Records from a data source
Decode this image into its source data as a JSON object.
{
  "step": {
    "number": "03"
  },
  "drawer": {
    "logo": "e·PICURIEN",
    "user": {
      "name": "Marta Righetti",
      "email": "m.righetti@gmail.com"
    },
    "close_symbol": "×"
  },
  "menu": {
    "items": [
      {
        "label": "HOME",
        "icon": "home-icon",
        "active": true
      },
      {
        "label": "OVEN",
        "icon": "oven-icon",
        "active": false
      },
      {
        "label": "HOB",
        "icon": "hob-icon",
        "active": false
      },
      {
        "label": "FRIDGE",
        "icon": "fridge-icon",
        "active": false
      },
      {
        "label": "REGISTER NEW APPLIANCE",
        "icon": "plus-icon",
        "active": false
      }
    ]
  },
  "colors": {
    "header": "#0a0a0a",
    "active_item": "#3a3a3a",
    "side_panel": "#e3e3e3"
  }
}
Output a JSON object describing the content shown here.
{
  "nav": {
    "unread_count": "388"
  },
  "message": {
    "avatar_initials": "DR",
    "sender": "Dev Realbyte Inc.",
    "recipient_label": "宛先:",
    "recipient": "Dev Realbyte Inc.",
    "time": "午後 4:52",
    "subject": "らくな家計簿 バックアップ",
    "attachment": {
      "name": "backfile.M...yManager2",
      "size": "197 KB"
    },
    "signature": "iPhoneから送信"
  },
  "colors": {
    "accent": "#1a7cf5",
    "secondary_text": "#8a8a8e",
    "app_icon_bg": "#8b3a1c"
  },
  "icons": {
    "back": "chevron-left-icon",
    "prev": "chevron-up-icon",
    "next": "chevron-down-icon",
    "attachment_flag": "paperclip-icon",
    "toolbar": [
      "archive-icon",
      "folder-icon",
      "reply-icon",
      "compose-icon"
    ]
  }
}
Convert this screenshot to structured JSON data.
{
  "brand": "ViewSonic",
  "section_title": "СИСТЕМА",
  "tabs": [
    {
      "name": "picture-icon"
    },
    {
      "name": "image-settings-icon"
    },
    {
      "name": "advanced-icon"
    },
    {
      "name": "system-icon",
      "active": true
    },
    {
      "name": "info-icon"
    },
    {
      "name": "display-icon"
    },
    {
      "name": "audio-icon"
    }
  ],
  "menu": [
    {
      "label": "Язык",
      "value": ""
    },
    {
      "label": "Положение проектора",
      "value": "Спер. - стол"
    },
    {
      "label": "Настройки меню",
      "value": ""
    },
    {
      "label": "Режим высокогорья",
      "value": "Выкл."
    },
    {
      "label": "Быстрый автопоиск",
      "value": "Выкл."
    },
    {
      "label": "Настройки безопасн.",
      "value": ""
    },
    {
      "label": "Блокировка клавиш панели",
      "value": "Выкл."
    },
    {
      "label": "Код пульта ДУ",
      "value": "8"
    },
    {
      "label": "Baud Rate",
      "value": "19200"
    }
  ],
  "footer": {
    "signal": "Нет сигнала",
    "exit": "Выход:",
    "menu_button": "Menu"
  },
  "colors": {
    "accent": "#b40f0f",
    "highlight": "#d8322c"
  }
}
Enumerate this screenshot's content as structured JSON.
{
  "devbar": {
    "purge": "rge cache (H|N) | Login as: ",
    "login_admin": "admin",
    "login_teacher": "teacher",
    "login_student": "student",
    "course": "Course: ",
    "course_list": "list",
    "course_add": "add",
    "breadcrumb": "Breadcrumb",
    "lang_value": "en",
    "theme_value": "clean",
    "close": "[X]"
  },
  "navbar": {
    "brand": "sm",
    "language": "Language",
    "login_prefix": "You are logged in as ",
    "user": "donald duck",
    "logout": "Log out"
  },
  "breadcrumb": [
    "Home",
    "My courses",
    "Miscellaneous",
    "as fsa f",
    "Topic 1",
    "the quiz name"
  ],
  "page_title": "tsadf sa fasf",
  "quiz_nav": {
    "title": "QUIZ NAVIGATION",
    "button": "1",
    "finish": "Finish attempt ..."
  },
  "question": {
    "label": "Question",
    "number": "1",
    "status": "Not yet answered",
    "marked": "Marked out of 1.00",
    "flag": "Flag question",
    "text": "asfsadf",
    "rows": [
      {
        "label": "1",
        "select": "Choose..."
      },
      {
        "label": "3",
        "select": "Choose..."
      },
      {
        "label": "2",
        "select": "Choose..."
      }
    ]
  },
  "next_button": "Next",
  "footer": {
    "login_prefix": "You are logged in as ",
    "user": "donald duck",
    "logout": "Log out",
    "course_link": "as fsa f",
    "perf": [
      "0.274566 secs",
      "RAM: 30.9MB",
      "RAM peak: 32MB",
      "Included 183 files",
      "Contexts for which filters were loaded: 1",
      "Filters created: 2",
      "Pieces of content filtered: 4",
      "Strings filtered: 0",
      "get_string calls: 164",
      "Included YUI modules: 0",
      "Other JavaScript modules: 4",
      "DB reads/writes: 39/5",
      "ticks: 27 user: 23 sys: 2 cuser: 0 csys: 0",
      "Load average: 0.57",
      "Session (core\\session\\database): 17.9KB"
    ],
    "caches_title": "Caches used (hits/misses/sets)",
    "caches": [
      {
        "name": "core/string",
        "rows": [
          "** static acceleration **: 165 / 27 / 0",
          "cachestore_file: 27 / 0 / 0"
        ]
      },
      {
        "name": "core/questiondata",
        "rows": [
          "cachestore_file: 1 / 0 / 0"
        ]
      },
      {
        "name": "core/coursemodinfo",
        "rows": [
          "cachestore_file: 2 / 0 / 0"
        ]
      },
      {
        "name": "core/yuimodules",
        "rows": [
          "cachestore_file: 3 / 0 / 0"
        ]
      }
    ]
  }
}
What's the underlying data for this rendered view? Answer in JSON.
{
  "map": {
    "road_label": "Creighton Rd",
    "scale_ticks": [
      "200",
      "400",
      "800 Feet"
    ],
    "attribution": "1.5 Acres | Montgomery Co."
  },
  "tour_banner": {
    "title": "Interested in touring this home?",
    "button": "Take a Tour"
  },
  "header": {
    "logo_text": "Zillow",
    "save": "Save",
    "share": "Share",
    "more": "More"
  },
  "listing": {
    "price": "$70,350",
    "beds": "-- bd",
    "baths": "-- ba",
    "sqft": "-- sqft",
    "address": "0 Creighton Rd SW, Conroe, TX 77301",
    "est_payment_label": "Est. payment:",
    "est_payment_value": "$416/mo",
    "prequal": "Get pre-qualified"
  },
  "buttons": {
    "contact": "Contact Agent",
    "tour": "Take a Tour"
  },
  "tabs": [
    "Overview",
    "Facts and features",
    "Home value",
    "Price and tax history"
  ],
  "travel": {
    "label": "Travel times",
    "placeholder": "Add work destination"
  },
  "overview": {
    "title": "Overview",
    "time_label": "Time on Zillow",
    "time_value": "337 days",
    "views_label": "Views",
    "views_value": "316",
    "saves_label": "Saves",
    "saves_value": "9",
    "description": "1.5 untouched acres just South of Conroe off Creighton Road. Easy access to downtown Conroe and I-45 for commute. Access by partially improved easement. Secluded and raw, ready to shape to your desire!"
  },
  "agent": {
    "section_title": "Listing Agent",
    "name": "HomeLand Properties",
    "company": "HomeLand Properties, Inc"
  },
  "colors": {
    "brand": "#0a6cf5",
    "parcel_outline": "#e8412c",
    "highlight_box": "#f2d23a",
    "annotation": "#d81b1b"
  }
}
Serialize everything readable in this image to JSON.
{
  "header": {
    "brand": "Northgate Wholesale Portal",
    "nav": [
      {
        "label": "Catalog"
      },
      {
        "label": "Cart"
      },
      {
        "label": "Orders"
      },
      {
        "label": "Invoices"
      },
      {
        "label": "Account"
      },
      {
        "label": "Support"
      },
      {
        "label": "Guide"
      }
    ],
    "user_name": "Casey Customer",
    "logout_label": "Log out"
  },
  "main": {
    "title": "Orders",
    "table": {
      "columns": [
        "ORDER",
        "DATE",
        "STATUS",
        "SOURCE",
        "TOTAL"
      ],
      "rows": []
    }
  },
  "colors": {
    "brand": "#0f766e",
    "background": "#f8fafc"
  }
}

- [Exercise description] Your answer should be a single number: the count of lines in the entries that contain the word "screenshot".

- [Response to this task] 2